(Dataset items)
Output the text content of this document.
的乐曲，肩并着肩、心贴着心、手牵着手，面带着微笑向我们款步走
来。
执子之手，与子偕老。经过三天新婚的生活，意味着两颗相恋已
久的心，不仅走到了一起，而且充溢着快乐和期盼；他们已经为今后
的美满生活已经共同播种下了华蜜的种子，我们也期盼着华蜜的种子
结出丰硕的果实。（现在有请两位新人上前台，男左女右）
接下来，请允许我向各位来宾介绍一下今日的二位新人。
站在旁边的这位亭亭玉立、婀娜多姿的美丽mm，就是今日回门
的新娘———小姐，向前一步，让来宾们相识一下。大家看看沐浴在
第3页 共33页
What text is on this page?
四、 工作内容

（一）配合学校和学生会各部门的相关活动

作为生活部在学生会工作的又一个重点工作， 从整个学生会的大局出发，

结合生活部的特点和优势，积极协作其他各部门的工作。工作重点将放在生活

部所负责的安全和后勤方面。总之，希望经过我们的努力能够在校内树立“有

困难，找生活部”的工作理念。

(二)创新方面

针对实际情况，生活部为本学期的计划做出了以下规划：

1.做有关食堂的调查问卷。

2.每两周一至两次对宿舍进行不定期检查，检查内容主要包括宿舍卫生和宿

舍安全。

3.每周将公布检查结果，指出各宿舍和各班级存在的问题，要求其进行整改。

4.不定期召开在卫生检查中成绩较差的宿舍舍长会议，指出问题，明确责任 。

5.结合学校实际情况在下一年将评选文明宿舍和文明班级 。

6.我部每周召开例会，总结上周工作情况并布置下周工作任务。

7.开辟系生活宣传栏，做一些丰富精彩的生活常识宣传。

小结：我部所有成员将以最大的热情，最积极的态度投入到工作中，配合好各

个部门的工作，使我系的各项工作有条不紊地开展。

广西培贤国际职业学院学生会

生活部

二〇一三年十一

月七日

● What the task requires: Reproduce the data shown above exactly.

● Exercise result:
Output the text content of this document.
的乐曲，肩并着肩、心贴着心、手牵着手，面带着微笑向我们款步走
来。
执子之手，与子偕老。经过三天新婚的生活，意味着两颗相恋已
久的心，不仅走到了一起，而且充溢着快乐和期盼；他们已经为今后
的美满生活已经共同播种下了华蜜的种子，我们也期盼着华蜜的种子
结出丰硕的果实。（现在有请两位新人上前台，男左女右）
接下来，请允许我向各位来宾介绍一下今日的二位新人。
站在旁边的这位亭亭玉立、婀娜多姿的美丽mm，就是今日回门
的新娘———小姐，向前一步，让来宾们相识一下。大家看看沐浴在
第3页 共33页
What text is on this page?
四、 工作内容

（一）配合学校和学生会各部门的相关活动

作为生活部在学生会工作的又一个重点工作， 从整个学生会的大局出发，

结合生活部的特点和优势，积极协作其他各部门的工作。工作重点将放在生活

部所负责的安全和后勤方面。总之，希望经过我们的努力能够在校内树立“有

困难，找生活部”的工作理念。

(二)创新方面

针对实际情况，生活部为本学期的计划做出了以下规划：

1.做有关食堂的调查问卷。

2.每两周一至两次对宿舍进行不定期检查，检查内容主要包括宿舍卫生和宿

舍安全。

3.每周将公布检查结果，指出各宿舍和各班级存在的问题，要求其进行整改。

4.不定期召开在卫生检查中成绩较差的宿舍舍长会议，指出问题，明确责任 。

5.结合学校实际情况在下一年将评选文明宿舍和文明班级 。

6.我部每周召开例会，总结上周工作情况并布置下周工作任务。

7.开辟系生活宣传栏，做一些丰富精彩的生活常识宣传。

小结：我部所有成员将以最大的热情，最积极的态度投入到工作中，配合好各

个部门的工作，使我系的各项工作有条不紊地开展。

广西培贤国际职业学院学生会

生活部

二〇一三年十一

月七日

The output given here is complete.